PROBLEM DESCRIPTION: Retype every entry in its entirety, without alteration.

Records from a collection of figures:
· · · ·

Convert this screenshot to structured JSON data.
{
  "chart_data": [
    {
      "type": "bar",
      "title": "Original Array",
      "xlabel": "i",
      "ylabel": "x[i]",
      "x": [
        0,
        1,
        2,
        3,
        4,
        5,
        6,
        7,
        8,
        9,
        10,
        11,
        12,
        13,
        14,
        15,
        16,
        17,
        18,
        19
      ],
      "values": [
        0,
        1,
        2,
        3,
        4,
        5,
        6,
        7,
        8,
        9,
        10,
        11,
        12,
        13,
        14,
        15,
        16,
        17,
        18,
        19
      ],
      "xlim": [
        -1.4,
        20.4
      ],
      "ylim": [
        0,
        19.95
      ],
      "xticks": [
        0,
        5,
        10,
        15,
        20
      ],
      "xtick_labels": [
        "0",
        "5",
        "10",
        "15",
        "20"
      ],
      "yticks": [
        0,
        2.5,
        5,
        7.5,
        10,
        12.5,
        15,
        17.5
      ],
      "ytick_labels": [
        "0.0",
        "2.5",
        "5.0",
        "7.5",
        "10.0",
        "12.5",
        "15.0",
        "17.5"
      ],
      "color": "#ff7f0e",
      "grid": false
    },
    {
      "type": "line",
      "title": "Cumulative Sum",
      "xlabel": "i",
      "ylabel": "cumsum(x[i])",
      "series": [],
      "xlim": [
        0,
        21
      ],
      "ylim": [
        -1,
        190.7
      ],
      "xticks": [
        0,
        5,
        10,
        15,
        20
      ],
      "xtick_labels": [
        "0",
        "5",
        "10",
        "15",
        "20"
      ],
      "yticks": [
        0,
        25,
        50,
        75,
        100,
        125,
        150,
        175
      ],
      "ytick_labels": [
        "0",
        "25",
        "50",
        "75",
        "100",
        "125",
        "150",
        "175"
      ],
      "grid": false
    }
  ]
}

· · · ·

FINISHED TASK:
Convert this screenshot to structured JSON data.
{
  "chart_data": [
    {
      "type": "bar",
      "title": "Original Array",
      "xlabel": "i",
      "ylabel": "x[i]",
      "x": [
        0,
        1,
        2,
        3,
        4,
        5,
        6,
        7,
        8,
        9,
        10,
        11,
        12,
        13,
        14,
        15,
        16,
        17,
        18,
        19
      ],
      "values": [
        0,
        1,
        2,
        3,
        4,
        5,
        6,
        7,
        8,
        9,
        10,
        11,
        12,
        13,
        14,
        15,
        16,
        17,
        18,
        19
      ],
      "xlim": [
        -1.4,
        20.4
      ],
      "ylim": [
        0,
        19.95
      ],
      "xticks": [
        0,
        5,
        10,
        15,
        20
      ],
      "xtick_labels": [
        "0",
        "5",
        "10",
        "15",
        "20"
      ],
      "yticks": [
        0,
        2.5,
        5,
        7.5,
        10,
        12.5,
        15,
        17.5
      ],
      "ytick_labels": [
        "0.0",
        "2.5",
        "5.0",
        "7.5",
        "10.0",
        "12.5",
        "15.0",
        "17.5"
      ],
      "color": "#ff7f0e",
      "grid": false
    },
    {
      "type": "line",
      "title": "Cumulative Sum",
      "xlabel": "i",
      "ylabel": "cumsum(x[i])",
      "series": [],
      "xlim": [
        0,
        21
      ],
      "ylim": [
        -1,
        190.7
      ],
      "xticks": [
        0,
        5,
        10,
        15,
        20
      ],
      "xtick_labels": [
        "0",
        "5",
        "10",
        "15",
        "20"
      ],
      "yticks": [
        0,
        25,
        50,
        75,
        100,
        125,
        150,
        175
      ],
      "ytick_labels": [
        "0",
        "25",
        "50",
        "75",
        "100",
        "125",
        "150",
        "175"
      ],
      "grid": false
    }
  ]
}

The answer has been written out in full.